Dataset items
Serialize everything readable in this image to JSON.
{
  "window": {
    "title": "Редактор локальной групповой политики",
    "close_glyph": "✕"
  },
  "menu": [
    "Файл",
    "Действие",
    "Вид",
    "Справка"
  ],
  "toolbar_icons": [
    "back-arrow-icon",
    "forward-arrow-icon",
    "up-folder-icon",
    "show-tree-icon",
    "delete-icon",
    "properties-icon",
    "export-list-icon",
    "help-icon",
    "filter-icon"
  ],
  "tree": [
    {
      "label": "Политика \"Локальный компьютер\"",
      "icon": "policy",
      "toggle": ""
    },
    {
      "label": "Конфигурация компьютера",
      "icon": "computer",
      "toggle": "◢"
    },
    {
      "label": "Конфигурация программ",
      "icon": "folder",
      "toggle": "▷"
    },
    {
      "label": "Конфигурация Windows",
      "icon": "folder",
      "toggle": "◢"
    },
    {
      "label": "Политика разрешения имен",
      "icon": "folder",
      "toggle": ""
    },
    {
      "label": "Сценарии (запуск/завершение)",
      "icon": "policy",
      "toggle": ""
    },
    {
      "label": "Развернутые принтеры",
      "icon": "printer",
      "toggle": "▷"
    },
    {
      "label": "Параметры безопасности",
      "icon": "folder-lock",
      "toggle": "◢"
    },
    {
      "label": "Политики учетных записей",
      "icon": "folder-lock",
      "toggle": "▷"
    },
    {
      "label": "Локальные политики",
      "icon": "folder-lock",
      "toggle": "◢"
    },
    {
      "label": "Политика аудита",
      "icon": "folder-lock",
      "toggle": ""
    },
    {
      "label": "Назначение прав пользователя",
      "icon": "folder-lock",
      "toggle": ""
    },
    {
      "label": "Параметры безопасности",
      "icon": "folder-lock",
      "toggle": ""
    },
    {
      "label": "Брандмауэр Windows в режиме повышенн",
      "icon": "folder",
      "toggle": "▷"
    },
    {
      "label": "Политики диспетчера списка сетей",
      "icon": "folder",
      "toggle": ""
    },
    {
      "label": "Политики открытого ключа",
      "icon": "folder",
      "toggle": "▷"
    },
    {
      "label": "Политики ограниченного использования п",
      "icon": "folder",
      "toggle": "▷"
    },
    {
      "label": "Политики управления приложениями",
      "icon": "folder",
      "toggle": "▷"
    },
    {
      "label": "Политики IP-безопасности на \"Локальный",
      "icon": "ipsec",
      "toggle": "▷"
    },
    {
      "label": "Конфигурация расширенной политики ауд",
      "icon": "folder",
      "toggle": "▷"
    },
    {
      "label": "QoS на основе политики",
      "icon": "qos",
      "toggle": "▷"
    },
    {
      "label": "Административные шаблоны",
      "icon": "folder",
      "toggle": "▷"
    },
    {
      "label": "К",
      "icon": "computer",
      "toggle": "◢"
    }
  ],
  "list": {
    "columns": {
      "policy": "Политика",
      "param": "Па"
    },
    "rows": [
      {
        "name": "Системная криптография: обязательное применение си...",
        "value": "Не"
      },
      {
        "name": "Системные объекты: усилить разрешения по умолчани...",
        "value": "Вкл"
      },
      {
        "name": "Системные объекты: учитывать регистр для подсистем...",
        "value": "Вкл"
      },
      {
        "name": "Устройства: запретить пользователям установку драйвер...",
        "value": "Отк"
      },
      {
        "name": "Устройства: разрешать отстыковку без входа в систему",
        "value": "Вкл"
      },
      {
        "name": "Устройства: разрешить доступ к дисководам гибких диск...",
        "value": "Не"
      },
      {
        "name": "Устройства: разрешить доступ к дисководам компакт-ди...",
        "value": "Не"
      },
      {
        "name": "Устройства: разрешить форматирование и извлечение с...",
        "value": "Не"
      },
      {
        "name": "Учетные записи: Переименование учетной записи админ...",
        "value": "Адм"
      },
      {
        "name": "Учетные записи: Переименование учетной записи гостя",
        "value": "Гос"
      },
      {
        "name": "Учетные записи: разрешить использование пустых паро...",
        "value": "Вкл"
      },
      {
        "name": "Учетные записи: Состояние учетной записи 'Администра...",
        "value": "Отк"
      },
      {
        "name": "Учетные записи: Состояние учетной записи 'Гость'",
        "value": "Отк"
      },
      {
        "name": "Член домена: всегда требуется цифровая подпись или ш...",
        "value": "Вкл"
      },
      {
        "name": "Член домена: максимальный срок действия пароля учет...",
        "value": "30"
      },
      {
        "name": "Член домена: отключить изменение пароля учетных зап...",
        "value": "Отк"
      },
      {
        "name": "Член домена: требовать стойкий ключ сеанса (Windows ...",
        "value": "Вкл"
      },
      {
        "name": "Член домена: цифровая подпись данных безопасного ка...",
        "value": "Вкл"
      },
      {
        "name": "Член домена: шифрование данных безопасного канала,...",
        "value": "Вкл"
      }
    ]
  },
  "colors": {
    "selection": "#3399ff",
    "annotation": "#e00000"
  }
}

**Task prompt**
Retype all the material above precisely, with no line left out.

**Task response**
Serialize everything readable in this image to JSON.
{
  "window": {
    "title": "Редактор локальной групповой политики",
    "close_glyph": "✕"
  },
  "menu": [
    "Файл",
    "Действие",
    "Вид",
    "Справка"
  ],
  "toolbar_icons": [
    "back-arrow-icon",
    "forward-arrow-icon",
    "up-folder-icon",
    "show-tree-icon",
    "delete-icon",
    "properties-icon",
    "export-list-icon",
    "help-icon",
    "filter-icon"
  ],
  "tree": [
    {
      "label": "Политика \"Локальный компьютер\"",
      "icon": "policy",
      "toggle": ""
    },
    {
      "label": "Конфигурация компьютера",
      "icon": "computer",
      "toggle": "◢"
    },
    {
      "label": "Конфигурация программ",
      "icon": "folder",
      "toggle": "▷"
    },
    {
      "label": "Конфигурация Windows",
      "icon": "folder",
      "toggle": "◢"
    },
    {
      "label": "Политика разрешения имен",
      "icon": "folder",
      "toggle": ""
    },
    {
      "label": "Сценарии (запуск/завершение)",
      "icon": "policy",
      "toggle": ""
    },
    {
      "label": "Развернутые принтеры",
      "icon": "printer",
      "toggle": "▷"
    },
    {
      "label": "Параметры безопасности",
      "icon": "folder-lock",
      "toggle": "◢"
    },
    {
      "label": "Политики учетных записей",
      "icon": "folder-lock",
      "toggle": "▷"
    },
    {
      "label": "Локальные политики",
      "icon": "folder-lock",
      "toggle": "◢"
    },
    {
      "label": "Политика аудита",
      "icon": "folder-lock",
      "toggle": ""
    },
    {
      "label": "Назначение прав пользователя",
      "icon": "folder-lock",
      "toggle": ""
    },
    {
      "label": "Параметры безопасности",
      "icon": "folder-lock",
      "toggle": ""
    },
    {
      "label": "Брандмауэр Windows в режиме повышенн",
      "icon": "folder",
      "toggle": "▷"
    },
    {
      "label": "Политики диспетчера списка сетей",
      "icon": "folder",
      "toggle": ""
    },
    {
      "label": "Политики открытого ключа",
      "icon": "folder",
      "toggle": "▷"
    },
    {
      "label": "Политики ограниченного использования п",
      "icon": "folder",
      "toggle": "▷"
    },
    {
      "label": "Политики управления приложениями",
      "icon": "folder",
      "toggle": "▷"
    },
    {
      "label": "Политики IP-безопасности на \"Локальный",
      "icon": "ipsec",
      "toggle": "▷"
    },
    {
      "label": "Конфигурация расширенной политики ауд",
      "icon": "folder",
      "toggle": "▷"
    },
    {
      "label": "QoS на основе политики",
      "icon": "qos",
      "toggle": "▷"
    },
    {
      "label": "Административные шаблоны",
      "icon": "folder",
      "toggle": "▷"
    },
    {
      "label": "К",
      "icon": "computer",
      "toggle": "◢"
    }
  ],
  "list": {
    "columns": {
      "policy": "Политика",
      "param": "Па"
    },
    "rows": [
      {
        "name": "Системная криптография: обязательное применение си...",
        "value": "Не"
      },
      {
        "name": "Системные объекты: усилить разрешения по умолчани...",
        "value": "Вкл"
      },
      {
        "name": "Системные объекты: учитывать регистр для подсистем...",
        "value": "Вкл"
      },
      {
        "name": "Устройства: запретить пользователям установку драйвер...",
        "value": "Отк"
      },
      {
        "name": "Устройства: разрешать отстыковку без входа в систему",
        "value": "Вкл"
      },
      {
        "name": "Устройства: разрешить доступ к дисководам гибких диск...",
        "value": "Не"
      },
      {
        "name": "Устройства: разрешить доступ к дисководам компакт-ди...",
        "value": "Не"
      },
      {
        "name": "Устройства: разрешить форматирование и извлечение с...",
        "value": "Не"
      },
      {
        "name": "Учетные записи: Переименование учетной записи админ...",
        "value": "Адм"
      },
      {
        "name": "Учетные записи: Переименование учетной записи гостя",
        "value": "Гос"
      },
      {
        "name": "Учетные записи: разрешить использование пустых паро...",
        "value": "Вкл"
      },
      {
        "name": "Учетные записи: Состояние учетной записи 'Администра...",
        "value": "Отк"
      },
      {
        "name": "Учетные записи: Состояние учетной записи 'Гость'",
        "value": "Отк"
      },
      {
        "name": "Член домена: всегда требуется цифровая подпись или ш...",
        "value": "Вкл"
      },
      {
        "name": "Член домена: максимальный срок действия пароля учет...",
        "value": "30"
      },
      {
        "name": "Член домена: отключить изменение пароля учетных зап...",
        "value": "Отк"
      },
      {
        "name": "Член домена: требовать стойкий ключ сеанса (Windows ...",
        "value": "Вкл"
      },
      {
        "name": "Член домена: цифровая подпись данных безопасного ка...",
        "value": "Вкл"
      },
      {
        "name": "Член домена: шифрование данных безопасного канала,...",
        "value": "Вкл"
      }
    ]
  },
  "colors": {
    "selection": "#3399ff",
    "annotation": "#e00000"
  }
}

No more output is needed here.